Short problem
Arrange everything from the start of the records down to the line containing "from-label: From: [847, 331, 889, 352]" as a JSON list of strings, one string per line.

Data to process
◇ ◇ ◇ ◇ ◇
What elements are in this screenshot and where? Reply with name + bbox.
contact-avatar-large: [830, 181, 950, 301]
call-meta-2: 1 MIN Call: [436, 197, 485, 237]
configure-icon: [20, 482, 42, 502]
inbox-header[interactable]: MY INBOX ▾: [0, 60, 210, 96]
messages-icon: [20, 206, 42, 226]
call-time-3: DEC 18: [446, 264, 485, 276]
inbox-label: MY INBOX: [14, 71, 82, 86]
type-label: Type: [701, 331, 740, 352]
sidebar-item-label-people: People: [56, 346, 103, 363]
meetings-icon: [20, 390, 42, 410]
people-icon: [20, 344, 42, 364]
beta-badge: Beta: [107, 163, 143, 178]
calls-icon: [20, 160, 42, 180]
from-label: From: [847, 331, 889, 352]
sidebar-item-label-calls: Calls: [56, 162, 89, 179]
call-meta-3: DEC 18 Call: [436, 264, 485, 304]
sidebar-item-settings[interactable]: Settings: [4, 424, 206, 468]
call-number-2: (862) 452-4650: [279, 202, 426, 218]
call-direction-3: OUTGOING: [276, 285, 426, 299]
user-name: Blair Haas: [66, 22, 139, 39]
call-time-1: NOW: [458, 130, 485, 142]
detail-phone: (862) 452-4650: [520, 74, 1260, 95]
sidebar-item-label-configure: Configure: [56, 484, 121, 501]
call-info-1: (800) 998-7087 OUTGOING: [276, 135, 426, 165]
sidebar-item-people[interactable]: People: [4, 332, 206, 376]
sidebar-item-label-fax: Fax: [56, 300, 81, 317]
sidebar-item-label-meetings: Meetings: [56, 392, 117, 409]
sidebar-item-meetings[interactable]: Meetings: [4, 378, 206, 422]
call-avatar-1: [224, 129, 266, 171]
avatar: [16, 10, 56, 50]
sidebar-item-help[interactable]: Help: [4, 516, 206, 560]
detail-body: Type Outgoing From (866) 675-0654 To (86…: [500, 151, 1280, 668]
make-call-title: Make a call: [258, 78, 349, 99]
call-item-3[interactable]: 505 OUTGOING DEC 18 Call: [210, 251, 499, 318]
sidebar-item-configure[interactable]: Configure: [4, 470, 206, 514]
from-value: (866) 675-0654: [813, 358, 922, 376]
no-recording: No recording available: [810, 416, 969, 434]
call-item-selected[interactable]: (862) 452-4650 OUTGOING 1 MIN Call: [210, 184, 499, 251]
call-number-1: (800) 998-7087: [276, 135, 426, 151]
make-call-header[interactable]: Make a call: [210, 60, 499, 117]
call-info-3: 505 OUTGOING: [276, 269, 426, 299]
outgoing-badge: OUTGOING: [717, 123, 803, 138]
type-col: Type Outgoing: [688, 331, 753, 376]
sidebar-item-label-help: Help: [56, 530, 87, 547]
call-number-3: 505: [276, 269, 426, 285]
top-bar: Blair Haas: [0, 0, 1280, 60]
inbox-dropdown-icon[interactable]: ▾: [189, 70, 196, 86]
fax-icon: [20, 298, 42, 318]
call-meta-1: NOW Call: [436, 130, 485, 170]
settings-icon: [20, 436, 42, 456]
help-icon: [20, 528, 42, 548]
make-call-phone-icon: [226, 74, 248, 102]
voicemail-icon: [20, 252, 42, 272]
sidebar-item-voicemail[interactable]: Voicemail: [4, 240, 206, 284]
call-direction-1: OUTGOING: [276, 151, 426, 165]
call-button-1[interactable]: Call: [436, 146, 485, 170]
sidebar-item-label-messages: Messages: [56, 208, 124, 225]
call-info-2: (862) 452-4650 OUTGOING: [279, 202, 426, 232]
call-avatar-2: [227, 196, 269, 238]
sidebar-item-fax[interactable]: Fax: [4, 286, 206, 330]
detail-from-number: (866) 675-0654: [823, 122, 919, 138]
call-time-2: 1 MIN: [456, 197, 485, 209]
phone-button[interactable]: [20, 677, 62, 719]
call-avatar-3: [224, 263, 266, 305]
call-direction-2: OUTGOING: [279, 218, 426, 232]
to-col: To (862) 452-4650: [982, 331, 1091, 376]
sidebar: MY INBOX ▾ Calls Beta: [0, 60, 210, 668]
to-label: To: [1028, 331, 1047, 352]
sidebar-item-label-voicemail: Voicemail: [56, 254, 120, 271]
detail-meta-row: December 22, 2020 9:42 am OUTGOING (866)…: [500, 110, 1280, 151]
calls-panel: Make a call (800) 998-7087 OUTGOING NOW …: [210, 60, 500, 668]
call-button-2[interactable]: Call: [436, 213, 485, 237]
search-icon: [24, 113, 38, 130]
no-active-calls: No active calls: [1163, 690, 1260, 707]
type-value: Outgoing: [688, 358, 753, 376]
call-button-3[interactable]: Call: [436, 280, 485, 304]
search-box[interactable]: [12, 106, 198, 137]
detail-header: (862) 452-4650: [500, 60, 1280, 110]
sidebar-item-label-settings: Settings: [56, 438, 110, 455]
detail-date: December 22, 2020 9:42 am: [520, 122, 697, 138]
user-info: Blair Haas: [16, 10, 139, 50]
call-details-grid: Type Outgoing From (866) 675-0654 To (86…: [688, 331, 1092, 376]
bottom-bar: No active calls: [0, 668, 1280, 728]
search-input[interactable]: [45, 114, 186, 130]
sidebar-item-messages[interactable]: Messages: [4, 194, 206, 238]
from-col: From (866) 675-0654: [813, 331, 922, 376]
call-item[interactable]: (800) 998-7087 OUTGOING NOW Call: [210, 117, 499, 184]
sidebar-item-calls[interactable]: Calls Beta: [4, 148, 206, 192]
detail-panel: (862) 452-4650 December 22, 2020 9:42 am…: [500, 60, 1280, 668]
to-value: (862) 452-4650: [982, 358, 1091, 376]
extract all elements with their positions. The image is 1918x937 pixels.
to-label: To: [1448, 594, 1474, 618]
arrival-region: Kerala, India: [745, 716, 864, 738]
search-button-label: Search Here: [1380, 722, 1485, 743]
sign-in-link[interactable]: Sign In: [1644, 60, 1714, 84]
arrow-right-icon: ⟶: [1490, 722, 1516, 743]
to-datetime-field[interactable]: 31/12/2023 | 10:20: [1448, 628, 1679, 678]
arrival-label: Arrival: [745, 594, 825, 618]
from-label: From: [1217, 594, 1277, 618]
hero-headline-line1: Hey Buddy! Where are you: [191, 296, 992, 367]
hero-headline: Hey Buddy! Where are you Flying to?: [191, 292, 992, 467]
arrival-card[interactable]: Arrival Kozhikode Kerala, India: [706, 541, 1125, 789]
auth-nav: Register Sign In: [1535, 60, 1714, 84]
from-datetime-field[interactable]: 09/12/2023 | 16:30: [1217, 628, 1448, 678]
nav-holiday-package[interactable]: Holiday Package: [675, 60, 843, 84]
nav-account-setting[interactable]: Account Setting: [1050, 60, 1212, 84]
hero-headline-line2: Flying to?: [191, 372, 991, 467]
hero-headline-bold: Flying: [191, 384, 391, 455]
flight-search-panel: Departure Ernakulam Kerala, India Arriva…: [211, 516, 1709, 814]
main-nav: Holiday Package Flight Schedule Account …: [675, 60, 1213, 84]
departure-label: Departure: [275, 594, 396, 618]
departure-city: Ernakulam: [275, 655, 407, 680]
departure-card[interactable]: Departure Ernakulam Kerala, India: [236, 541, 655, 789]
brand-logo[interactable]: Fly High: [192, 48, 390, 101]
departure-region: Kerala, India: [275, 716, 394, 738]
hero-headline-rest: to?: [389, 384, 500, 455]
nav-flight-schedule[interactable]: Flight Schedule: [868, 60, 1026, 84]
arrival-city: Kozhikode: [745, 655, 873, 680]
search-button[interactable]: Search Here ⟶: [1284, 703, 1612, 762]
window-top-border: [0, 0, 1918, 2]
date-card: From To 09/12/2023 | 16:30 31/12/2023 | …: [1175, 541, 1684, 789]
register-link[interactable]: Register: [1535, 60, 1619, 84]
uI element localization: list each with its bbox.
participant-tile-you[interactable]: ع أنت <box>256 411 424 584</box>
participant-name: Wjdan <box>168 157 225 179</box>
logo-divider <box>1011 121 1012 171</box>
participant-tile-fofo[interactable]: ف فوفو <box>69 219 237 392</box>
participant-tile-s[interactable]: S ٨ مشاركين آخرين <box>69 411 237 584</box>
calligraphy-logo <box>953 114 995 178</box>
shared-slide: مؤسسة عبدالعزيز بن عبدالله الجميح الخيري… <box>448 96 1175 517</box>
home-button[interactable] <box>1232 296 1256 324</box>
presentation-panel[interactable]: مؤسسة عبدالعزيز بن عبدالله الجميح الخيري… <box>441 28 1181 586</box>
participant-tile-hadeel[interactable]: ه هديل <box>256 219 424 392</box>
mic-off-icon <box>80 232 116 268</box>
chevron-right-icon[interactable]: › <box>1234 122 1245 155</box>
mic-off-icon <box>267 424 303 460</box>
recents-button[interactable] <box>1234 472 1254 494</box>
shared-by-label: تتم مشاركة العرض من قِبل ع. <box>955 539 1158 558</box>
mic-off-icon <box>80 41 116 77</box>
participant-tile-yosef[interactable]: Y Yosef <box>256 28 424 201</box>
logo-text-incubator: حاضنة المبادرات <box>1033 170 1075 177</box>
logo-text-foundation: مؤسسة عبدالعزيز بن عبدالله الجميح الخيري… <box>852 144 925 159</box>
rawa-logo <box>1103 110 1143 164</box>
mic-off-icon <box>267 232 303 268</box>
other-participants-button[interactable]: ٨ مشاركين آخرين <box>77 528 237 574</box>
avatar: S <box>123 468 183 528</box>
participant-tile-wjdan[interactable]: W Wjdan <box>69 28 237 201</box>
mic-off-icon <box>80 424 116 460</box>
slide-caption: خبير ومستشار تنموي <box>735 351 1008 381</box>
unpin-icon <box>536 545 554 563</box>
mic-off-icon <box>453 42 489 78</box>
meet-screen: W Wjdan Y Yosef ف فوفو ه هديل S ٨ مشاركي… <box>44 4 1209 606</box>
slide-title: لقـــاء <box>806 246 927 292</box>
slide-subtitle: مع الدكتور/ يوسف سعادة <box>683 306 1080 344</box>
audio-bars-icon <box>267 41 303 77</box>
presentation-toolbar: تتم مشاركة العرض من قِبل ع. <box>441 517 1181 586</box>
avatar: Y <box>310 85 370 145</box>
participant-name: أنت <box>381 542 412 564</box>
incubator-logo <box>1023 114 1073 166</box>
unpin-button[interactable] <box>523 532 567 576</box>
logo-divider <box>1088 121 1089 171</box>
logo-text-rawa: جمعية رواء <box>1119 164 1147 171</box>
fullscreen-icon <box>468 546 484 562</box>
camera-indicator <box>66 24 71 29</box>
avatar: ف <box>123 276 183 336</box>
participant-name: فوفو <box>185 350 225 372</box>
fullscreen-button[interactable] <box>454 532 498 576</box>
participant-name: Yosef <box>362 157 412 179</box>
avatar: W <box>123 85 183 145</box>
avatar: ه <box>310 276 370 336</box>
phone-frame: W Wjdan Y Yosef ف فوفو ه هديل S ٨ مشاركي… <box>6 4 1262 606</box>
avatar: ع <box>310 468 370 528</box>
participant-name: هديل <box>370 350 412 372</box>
◇ ◇ ◇ ◇ ◇
Answer to this exercise
[
  "What elements are in this screenshot and where? Reply with name + bbox.",
  "contact-avatar-large: [830, 181, 950, 301]",
  "call-meta-2: 1 MIN Call: [436, 197, 485, 237]",
  "configure-icon: [20, 482, 42, 502]",
  "inbox-header[interactable]: MY INBOX ▾: [0, 60, 210, 96]",
  "messages-icon: [20, 206, 42, 226]",
  "call-time-3: DEC 18: [446, 264, 485, 276]",
  "inbox-label: MY INBOX: [14, 71, 82, 86]",
  "type-label: Type: [701, 331, 740, 352]",
  "sidebar-item-label-people: People: [56, 346, 103, 363]",
  "meetings-icon: [20, 390, 42, 410]",
  "people-icon: [20, 344, 42, 364]",
  "beta-badge: Beta: [107, 163, 143, 178]",
  "calls-icon: [20, 160, 42, 180]",
  "from-label: From: [847, 331, 889, 352]"
]